> What needs to be done
Extract each line from the entries below that has the string "Reactions" in it.

———

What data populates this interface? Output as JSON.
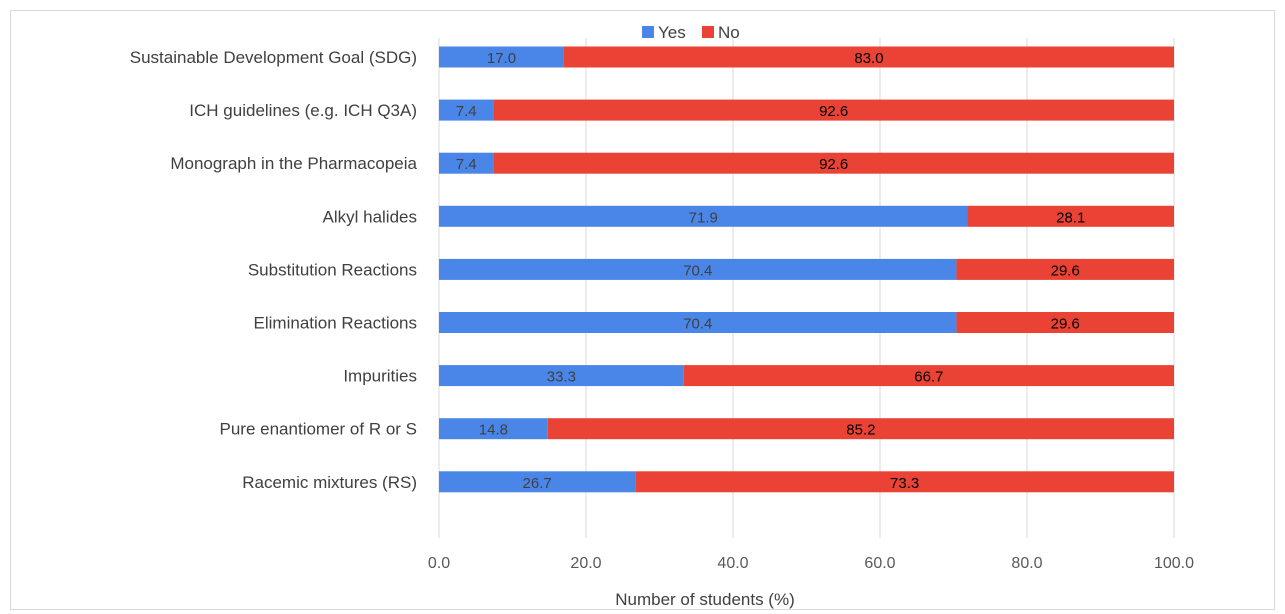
{
  "chart_data": {
    "type": "bar",
    "orientation": "horizontal",
    "stacked": true,
    "categories": [
      "Sustainable Development Goal (SDG)",
      "ICH guidelines (e.g. ICH Q3A)",
      "Monograph in the Pharmacopeia",
      "Alkyl halides",
      "Substitution Reactions",
      "Elimination Reactions",
      "Impurities",
      "Pure enantiomer of R or S",
      "Racemic mixtures (RS)"
    ],
    "series": [
      {
        "name": "Yes",
        "color": "#4a86e8",
        "label_color": "#404040",
        "values": [
          17.0,
          7.4,
          7.4,
          71.9,
          70.4,
          70.4,
          33.3,
          14.8,
          26.7
        ]
      },
      {
        "name": "No",
        "color": "#ea4335",
        "label_color": "#000000",
        "values": [
          83.0,
          92.6,
          92.6,
          28.1,
          29.6,
          29.6,
          66.7,
          85.2,
          73.3
        ]
      }
    ],
    "xlabel": "Number of students (%)",
    "ylabel": "",
    "xlim": [
      0,
      100
    ],
    "xticks": [
      0,
      20,
      40,
      60,
      80,
      100
    ],
    "tick_format_decimals": 1,
    "grid": "vertical",
    "legend_position": "top"
  }
}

———

> Output of the task
      "Substitution Reactions",
      "Elimination Reactions",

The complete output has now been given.